# TASK INSTRUCTIONS
Nothing may be dropped or altered: reproduce all the data.

# MATERIAL

%%

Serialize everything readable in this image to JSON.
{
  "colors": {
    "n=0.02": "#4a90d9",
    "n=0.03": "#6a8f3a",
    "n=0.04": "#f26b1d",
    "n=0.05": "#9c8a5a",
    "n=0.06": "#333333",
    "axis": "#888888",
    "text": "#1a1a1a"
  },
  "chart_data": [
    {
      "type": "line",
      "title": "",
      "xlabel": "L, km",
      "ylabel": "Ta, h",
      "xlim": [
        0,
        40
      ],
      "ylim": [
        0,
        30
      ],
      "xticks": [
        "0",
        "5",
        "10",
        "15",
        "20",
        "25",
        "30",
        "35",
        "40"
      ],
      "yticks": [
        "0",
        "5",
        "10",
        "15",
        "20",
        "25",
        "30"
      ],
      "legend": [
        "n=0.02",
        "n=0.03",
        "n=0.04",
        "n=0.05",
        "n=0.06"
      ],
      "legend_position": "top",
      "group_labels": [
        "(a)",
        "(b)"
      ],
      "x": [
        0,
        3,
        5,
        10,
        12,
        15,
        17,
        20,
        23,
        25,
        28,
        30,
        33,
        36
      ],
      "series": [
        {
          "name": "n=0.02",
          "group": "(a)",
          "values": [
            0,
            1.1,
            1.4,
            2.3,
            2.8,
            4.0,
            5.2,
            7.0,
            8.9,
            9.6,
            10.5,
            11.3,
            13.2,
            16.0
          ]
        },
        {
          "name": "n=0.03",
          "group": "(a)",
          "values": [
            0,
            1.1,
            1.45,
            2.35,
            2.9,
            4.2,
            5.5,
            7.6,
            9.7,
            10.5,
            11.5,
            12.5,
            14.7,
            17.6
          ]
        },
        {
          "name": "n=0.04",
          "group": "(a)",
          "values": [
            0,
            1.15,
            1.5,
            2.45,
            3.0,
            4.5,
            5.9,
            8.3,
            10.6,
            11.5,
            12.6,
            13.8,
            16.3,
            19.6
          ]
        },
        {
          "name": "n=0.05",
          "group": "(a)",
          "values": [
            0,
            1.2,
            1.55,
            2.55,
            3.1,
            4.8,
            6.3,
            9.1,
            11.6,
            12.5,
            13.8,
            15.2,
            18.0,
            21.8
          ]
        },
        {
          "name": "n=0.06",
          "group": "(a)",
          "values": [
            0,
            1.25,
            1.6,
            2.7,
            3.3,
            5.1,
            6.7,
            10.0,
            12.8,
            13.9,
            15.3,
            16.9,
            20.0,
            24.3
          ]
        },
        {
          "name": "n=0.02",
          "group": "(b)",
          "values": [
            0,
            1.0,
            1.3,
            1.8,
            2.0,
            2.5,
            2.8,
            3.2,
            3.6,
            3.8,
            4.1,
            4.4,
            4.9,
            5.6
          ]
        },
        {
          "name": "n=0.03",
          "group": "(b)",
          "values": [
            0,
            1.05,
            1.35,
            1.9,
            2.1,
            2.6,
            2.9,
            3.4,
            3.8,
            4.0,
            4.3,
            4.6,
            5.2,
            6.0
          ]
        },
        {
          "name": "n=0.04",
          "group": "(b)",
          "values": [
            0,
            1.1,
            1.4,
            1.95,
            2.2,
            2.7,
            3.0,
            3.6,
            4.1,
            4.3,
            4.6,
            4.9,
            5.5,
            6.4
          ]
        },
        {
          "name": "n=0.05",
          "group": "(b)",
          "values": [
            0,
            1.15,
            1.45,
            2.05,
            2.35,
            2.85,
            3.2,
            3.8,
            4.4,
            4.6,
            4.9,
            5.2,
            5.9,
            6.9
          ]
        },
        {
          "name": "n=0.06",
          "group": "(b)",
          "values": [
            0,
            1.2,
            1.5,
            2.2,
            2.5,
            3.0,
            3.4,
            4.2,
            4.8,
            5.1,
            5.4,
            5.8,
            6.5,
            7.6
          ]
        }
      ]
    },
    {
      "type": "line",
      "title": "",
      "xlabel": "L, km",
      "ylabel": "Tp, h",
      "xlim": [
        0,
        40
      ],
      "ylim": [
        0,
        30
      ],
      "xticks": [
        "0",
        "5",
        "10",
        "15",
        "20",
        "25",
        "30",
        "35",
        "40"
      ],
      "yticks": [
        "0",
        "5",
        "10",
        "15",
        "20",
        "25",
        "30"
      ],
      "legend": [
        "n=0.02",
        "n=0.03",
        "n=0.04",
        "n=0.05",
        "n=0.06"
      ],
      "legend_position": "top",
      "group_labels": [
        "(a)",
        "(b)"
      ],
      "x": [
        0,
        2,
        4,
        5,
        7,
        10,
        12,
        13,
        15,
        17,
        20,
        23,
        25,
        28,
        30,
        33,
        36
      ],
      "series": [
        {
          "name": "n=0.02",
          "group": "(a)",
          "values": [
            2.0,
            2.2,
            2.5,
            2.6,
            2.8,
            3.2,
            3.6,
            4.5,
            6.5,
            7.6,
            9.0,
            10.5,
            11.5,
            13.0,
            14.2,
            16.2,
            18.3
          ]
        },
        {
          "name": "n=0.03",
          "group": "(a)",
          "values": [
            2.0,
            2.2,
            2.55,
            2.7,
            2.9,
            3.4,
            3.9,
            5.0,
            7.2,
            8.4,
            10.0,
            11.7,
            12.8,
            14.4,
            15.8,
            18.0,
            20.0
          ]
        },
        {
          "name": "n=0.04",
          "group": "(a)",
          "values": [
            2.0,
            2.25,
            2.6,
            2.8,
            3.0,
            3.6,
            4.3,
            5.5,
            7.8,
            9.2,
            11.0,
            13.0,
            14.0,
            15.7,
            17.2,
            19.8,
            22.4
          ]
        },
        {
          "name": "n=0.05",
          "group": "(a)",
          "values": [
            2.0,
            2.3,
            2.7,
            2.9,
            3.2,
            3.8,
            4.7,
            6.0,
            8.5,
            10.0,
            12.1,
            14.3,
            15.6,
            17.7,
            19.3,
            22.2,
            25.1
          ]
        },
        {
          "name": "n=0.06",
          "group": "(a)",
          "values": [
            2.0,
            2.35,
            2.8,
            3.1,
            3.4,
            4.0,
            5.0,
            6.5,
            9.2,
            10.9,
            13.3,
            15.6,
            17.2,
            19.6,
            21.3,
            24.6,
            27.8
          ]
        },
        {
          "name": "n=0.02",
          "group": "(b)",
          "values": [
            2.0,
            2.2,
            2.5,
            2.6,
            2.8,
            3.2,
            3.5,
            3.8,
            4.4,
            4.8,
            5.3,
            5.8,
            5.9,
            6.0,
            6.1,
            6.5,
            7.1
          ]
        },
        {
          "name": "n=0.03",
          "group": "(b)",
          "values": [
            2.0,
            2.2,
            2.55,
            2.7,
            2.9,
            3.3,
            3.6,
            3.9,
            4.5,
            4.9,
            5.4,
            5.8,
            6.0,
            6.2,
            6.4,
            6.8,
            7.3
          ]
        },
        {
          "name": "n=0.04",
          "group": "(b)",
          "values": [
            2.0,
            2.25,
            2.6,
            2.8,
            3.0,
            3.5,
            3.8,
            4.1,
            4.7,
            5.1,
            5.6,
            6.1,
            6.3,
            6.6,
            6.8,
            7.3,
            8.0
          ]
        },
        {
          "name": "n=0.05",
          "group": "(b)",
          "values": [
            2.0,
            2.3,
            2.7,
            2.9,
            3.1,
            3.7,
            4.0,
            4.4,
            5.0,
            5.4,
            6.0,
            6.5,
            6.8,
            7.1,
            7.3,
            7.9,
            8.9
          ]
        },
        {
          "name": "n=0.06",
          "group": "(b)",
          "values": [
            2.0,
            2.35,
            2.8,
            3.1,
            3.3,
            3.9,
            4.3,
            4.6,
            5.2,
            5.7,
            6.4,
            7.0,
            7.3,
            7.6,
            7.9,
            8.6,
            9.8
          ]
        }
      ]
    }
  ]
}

%%

# WRITTEN SOLUTION
Serialize everything readable in this image to JSON.
{
  "colors": {
    "n=0.02": "#4a90d9",
    "n=0.03": "#6a8f3a",
    "n=0.04": "#f26b1d",
    "n=0.05": "#9c8a5a",
    "n=0.06": "#333333",
    "axis": "#888888",
    "text": "#1a1a1a"
  },
  "chart_data": [
    {
      "type": "line",
      "title": "",
      "xlabel": "L, km",
      "ylabel": "Ta, h",
      "xlim": [
        0,
        40
      ],
      "ylim": [
        0,
        30
      ],
      "xticks": [
        "0",
        "5",
        "10",
        "15",
        "20",
        "25",
        "30",
        "35",
        "40"
      ],
      "yticks": [
        "0",
        "5",
        "10",
        "15",
        "20",
        "25",
        "30"
      ],
      "legend": [
        "n=0.02",
        "n=0.03",
        "n=0.04",
        "n=0.05",
        "n=0.06"
      ],
      "legend_position": "top",
      "group_labels": [
        "(a)",
        "(b)"
      ],
      "x": [
        0,
        3,
        5,
        10,
        12,
        15,
        17,
        20,
        23,
        25,
        28,
        30,
        33,
        36
      ],
      "series": [
        {
          "name": "n=0.02",
          "group": "(a)",
          "values": [
            0,
            1.1,
            1.4,
            2.3,
            2.8,
            4.0,
            5.2,
            7.0,
            8.9,
            9.6,
            10.5,
            11.3,
            13.2,
            16.0
          ]
        },
        {
          "name": "n=0.03",
          "group": "(a)",
          "values": [
            0,
            1.1,
            1.45,
            2.35,
            2.9,
            4.2,
            5.5,
            7.6,
            9.7,
            10.5,
            11.5,
            12.5,
            14.7,
            17.6
          ]
        },
        {
          "name": "n=0.04",
          "group": "(a)",
          "values": [
            0,
            1.15,
            1.5,
            2.45,
            3.0,
            4.5,
            5.9,
            8.3,
            10.6,
            11.5,
            12.6,
            13.8,
            16.3,
            19.6
          ]
        },
        {
          "name": "n=0.05",
          "group": "(a)",
          "values": [
            0,
            1.2,
            1.55,
            2.55,
            3.1,
            4.8,
            6.3,
            9.1,
            11.6,
            12.5,
            13.8,
            15.2,
            18.0,
            21.8
          ]
        },
        {
          "name": "n=0.06",
          "group": "(a)",
          "values": [
            0,
            1.25,
            1.6,
            2.7,
            3.3,
            5.1,
            6.7,
            10.0,
            12.8,
            13.9,
            15.3,
            16.9,
            20.0,
            24.3
          ]
        },
        {
          "name": "n=0.02",
          "group": "(b)",
          "values": [
            0,
            1.0,
            1.3,
            1.8,
            2.0,
            2.5,
            2.8,
            3.2,
            3.6,
            3.8,
            4.1,
            4.4,
            4.9,
            5.6
          ]
        },
        {
          "name": "n=0.03",
          "group": "(b)",
          "values": [
            0,
            1.05,
            1.35,
            1.9,
            2.1,
            2.6,
            2.9,
            3.4,
            3.8,
            4.0,
            4.3,
            4.6,
            5.2,
            6.0
          ]
        },
        {
          "name": "n=0.04",
          "group": "(b)",
          "values": [
            0,
            1.1,
            1.4,
            1.95,
            2.2,
            2.7,
            3.0,
            3.6,
            4.1,
            4.3,
            4.6,
            4.9,
            5.5,
            6.4
          ]
        },
        {
          "name": "n=0.05",
          "group": "(b)",
          "values": [
            0,
            1.15,
            1.45,
            2.05,
            2.35,
            2.85,
            3.2,
            3.8,
            4.4,
            4.6,
            4.9,
            5.2,
            5.9,
            6.9
          ]
        },
        {
          "name": "n=0.06",
          "group": "(b)",
          "values": [
            0,
            1.2,
            1.5,
            2.2,
            2.5,
            3.0,
            3.4,
            4.2,
            4.8,
            5.1,
            5.4,
            5.8,
            6.5,
            7.6
          ]
        }
      ]
    },
    {
      "type": "line",
      "title": "",
      "xlabel": "L, km",
      "ylabel": "Tp, h",
      "xlim": [
        0,
        40
      ],
      "ylim": [
        0,
        30
      ],
      "xticks": [
        "0",
        "5",
        "10",
        "15",
        "20",
        "25",
        "30",
        "35",
        "40"
      ],
      "yticks": [
        "0",
        "5",
        "10",
        "15",
        "20",
        "25",
        "30"
      ],
      "legend": [
        "n=0.02",
        "n=0.03",
        "n=0.04",
        "n=0.05",
        "n=0.06"
      ],
      "legend_position": "top",
      "group_labels": [
        "(a)",
        "(b)"
      ],
      "x": [
        0,
        2,
        4,
        5,
        7,
        10,
        12,
        13,
        15,
        17,
        20,
        23,
        25,
        28,
        30,
        33,
        36
      ],
      "series": [
        {
          "name": "n=0.02",
          "group": "(a)",
          "values": [
            2.0,
            2.2,
            2.5,
            2.6,
            2.8,
            3.2,
            3.6,
            4.5,
            6.5,
            7.6,
            9.0,
            10.5,
            11.5,
            13.0,
            14.2,
            16.2,
            18.3
          ]
        },
        {
          "name": "n=0.03",
          "group": "(a)",
          "values": [
            2.0,
            2.2,
            2.55,
            2.7,
            2.9,
            3.4,
            3.9,
            5.0,
            7.2,
            8.4,
            10.0,
            11.7,
            12.8,
            14.4,
            15.8,
            18.0,
            20.0
          ]
        },
        {
          "name": "n=0.04",
          "group": "(a)",
          "values": [
            2.0,
            2.25,
            2.6,
            2.8,
            3.0,
            3.6,
            4.3,
            5.5,
            7.8,
            9.2,
            11.0,
            13.0,
            14.0,
            15.7,
            17.2,
            19.8,
            22.4
          ]
        },
        {
          "name": "n=0.05",
          "group": "(a)",
          "values": [
            2.0,
            2.3,
            2.7,
            2.9,
            3.2,
            3.8,
            4.7,
            6.0,
            8.5,
            10.0,
            12.1,
            14.3,
            15.6,
            17.7,
            19.3,
            22.2,
            25.1
          ]
        },
        {
          "name": "n=0.06",
          "group": "(a)",
          "values": [
            2.0,
            2.35,
            2.8,
            3.1,
            3.4,
            4.0,
            5.0,
            6.5,
            9.2,
            10.9,
            13.3,
            15.6,
            17.2,
            19.6,
            21.3,
            24.6,
            27.8
          ]
        },
        {
          "name": "n=0.02",
          "group": "(b)",
          "values": [
            2.0,
            2.2,
            2.5,
            2.6,
            2.8,
            3.2,
            3.5,
            3.8,
            4.4,
            4.8,
            5.3,
            5.8,
            5.9,
            6.0,
            6.1,
            6.5,
            7.1
          ]
        },
        {
          "name": "n=0.03",
          "group": "(b)",
          "values": [
            2.0,
            2.2,
            2.55,
            2.7,
            2.9,
            3.3,
            3.6,
            3.9,
            4.5,
            4.9,
            5.4,
            5.8,
            6.0,
            6.2,
            6.4,
            6.8,
            7.3
          ]
        },
        {
          "name": "n=0.04",
          "group": "(b)",
          "values": [
            2.0,
            2.25,
            2.6,
            2.8,
            3.0,
            3.5,
            3.8,
            4.1,
            4.7,
            5.1,
            5.6,
            6.1,
            6.3,
            6.6,
            6.8,
            7.3,
            8.0
          ]
        },
        {
          "name": "n=0.05",
          "group": "(b)",
          "values": [
            2.0,
            2.3,
            2.7,
            2.9,
            3.1,
            3.7,
            4.0,
            4.4,
            5.0,
            5.4,
            6.0,
            6.5,
            6.8,
            7.1,
            7.3,
            7.9,
            8.9
          ]
        },
        {
          "name": "n=0.06",
          "group": "(b)",
          "values": [
            2.0,
            2.35,
            2.8,
            3.1,
            3.3,
            3.9,
            4.3,
            4.6,
            5.2,
            5.7,
            6.4,
            7.0,
            7.3,
            7.6,
            7.9,
            8.6,
            9.8
          ]
        }
      ]
    }
  ]
}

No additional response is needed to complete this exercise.